#### WORK INSTRUCTIONS:
In the data below, restate exactly the lines from the one with "Extract the structured" to the final line, both included, but not the pictures.

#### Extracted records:
▬▬▬
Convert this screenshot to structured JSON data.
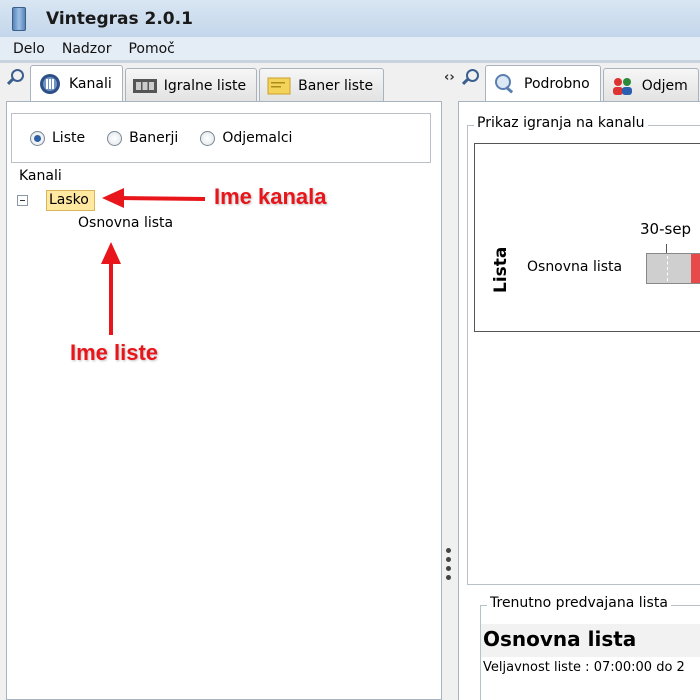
{
  "window": {
    "title": "Vintegras 2.0.1"
  },
  "menu": [
    "Delo",
    "Nadzor",
    "Pomoč"
  ],
  "left_tabs": [
    {
      "label": "Kanali",
      "icon": "channels-icon",
      "active": true
    },
    {
      "label": "Igralne liste",
      "icon": "film-icon",
      "active": false
    },
    {
      "label": "Baner liste",
      "icon": "note-icon",
      "active": false
    }
  ],
  "right_tabs": [
    {
      "label": "Podrobno",
      "icon": "magnifier-icon",
      "active": true
    },
    {
      "label": "Odjem",
      "icon": "users-icon",
      "active": false
    }
  ],
  "filter": {
    "options": [
      {
        "label": "Liste",
        "selected": true
      },
      {
        "label": "Banerji",
        "selected": false
      },
      {
        "label": "Odjemalci",
        "selected": false
      }
    ]
  },
  "tree": {
    "header": "Kanali",
    "channel": "Lasko",
    "list": "Osnovna lista"
  },
  "annotations": {
    "channel_name": "Ime kanala",
    "list_name": "Ime liste"
  },
  "playback": {
    "group_title": "Prikaz igranja na kanalu",
    "y_label": "Lista",
    "row_label": "Osnovna lista",
    "date_tick": "30-sep"
  },
  "current": {
    "group_title": "Trenutno predvajana lista",
    "name": "Osnovna lista",
    "validity": "Veljavnost liste : 07:00:00 do 2"
  },
  "colors": {
    "bar_gray": "#cfcfcf",
    "bar_red": "#e64a4a",
    "annotation_red": "#e8151b",
    "selected_node": "#ffe8a0"
  }
}
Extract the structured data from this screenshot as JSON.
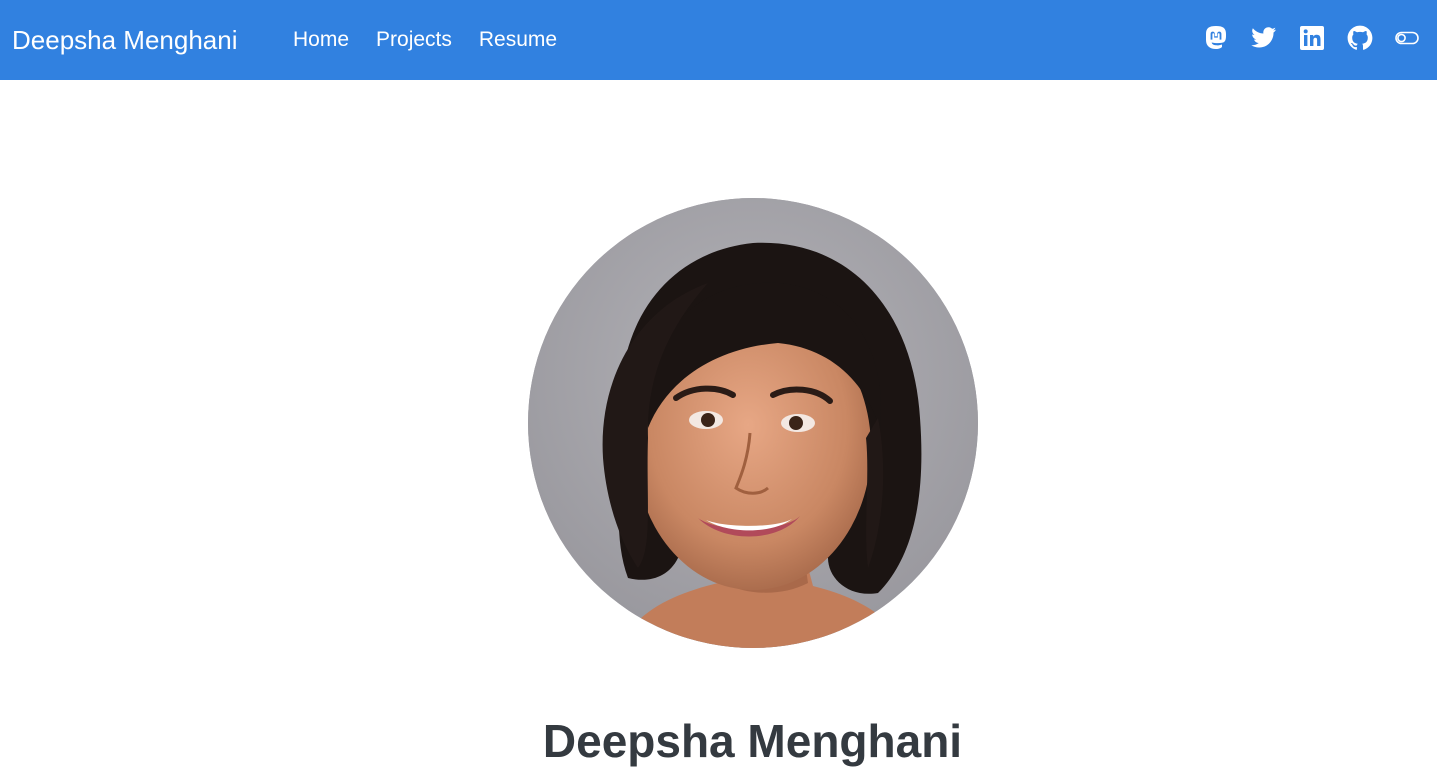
{
  "navbar": {
    "brand": "Deepsha Menghani",
    "links": [
      {
        "label": "Home"
      },
      {
        "label": "Projects"
      },
      {
        "label": "Resume"
      }
    ],
    "icons": [
      "mastodon-icon",
      "twitter-icon",
      "linkedin-icon",
      "github-icon",
      "theme-toggle-icon"
    ],
    "background_color": "#3181e0"
  },
  "profile": {
    "name": "Deepsha Menghani",
    "photo": "portrait-photo"
  }
}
▬▬▬
#### FULL OUTPUT:
Extract the structured data from this screenshot as JSON.
{
  "navbar": {
    "brand": "Deepsha Menghani",
    "links": [
      {
        "label": "Home"
      },
      {
        "label": "Projects"
      },
      {
        "label": "Resume"
      }
    ],
    "icons": [
      "mastodon-icon",
      "twitter-icon",
      "linkedin-icon",
      "github-icon",
      "theme-toggle-icon"
    ],
    "background_color": "#3181e0"
  },
  "profile": {
    "name": "Deepsha Menghani",
    "photo": "portrait-photo"
  }
}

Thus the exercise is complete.